▸ **STATED GOAL**:
Copy out the listing that follows exactly, dropping every picture.
[start RECORD LIST]
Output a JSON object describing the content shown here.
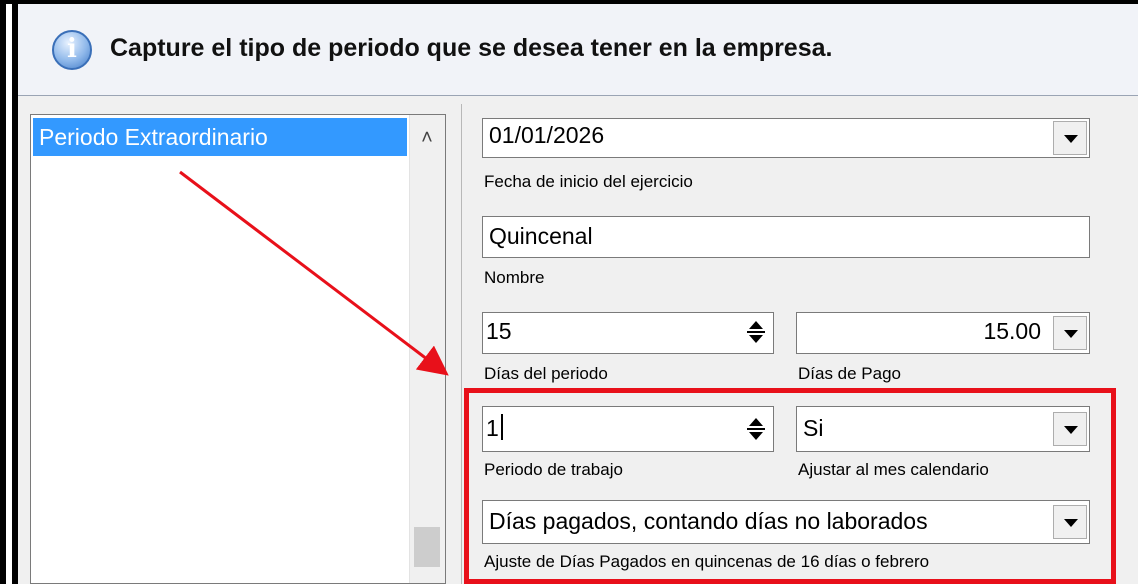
{
  "header": {
    "icon": "info-icon",
    "message": "Capture el tipo de periodo que se desea tener en la empresa."
  },
  "period_list": {
    "items": [
      {
        "label": "Periodo Extraordinario",
        "selected": true
      }
    ]
  },
  "form": {
    "fecha_inicio": {
      "value": "01/01/2026",
      "label": "Fecha de inicio del ejercicio"
    },
    "nombre": {
      "value": "Quincenal",
      "label": "Nombre"
    },
    "dias_periodo": {
      "value": "15",
      "label": "Días del periodo"
    },
    "dias_pago": {
      "value": "15.00",
      "label": "Días de Pago"
    },
    "periodo_trabajo": {
      "value": "1",
      "label": "Periodo de trabajo"
    },
    "ajustar_mes": {
      "value": "Si",
      "label": "Ajustar al mes calendario"
    },
    "ajuste_dias": {
      "value": "Días pagados, contando días no laborados",
      "label": "Ajuste de Días Pagados en quincenas de 16 días o febrero"
    }
  },
  "annotation": {
    "highlight_color": "#e8101a",
    "arrow_color": "#e8101a"
  },
  "colors": {
    "selection": "#3399ff",
    "header_bg": "#f1f3f8",
    "panel_bg": "#f0f0f0"
  }
}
[end RECORD LIST]
▸ **REPLY TO THE TASK**:
Output a JSON object describing the content shown here.
{
  "header": {
    "icon": "info-icon",
    "message": "Capture el tipo de periodo que se desea tener en la empresa."
  },
  "period_list": {
    "items": [
      {
        "label": "Periodo Extraordinario",
        "selected": true
      }
    ]
  },
  "form": {
    "fecha_inicio": {
      "value": "01/01/2026",
      "label": "Fecha de inicio del ejercicio"
    },
    "nombre": {
      "value": "Quincenal",
      "label": "Nombre"
    },
    "dias_periodo": {
      "value": "15",
      "label": "Días del periodo"
    },
    "dias_pago": {
      "value": "15.00",
      "label": "Días de Pago"
    },
    "periodo_trabajo": {
      "value": "1",
      "label": "Periodo de trabajo"
    },
    "ajustar_mes": {
      "value": "Si",
      "label": "Ajustar al mes calendario"
    },
    "ajuste_dias": {
      "value": "Días pagados, contando días no laborados",
      "label": "Ajuste de Días Pagados en quincenas de 16 días o febrero"
    }
  },
  "annotation": {
    "highlight_color": "#e8101a",
    "arrow_color": "#e8101a"
  },
  "colors": {
    "selection": "#3399ff",
    "header_bg": "#f1f3f8",
    "panel_bg": "#f0f0f0"
  }
}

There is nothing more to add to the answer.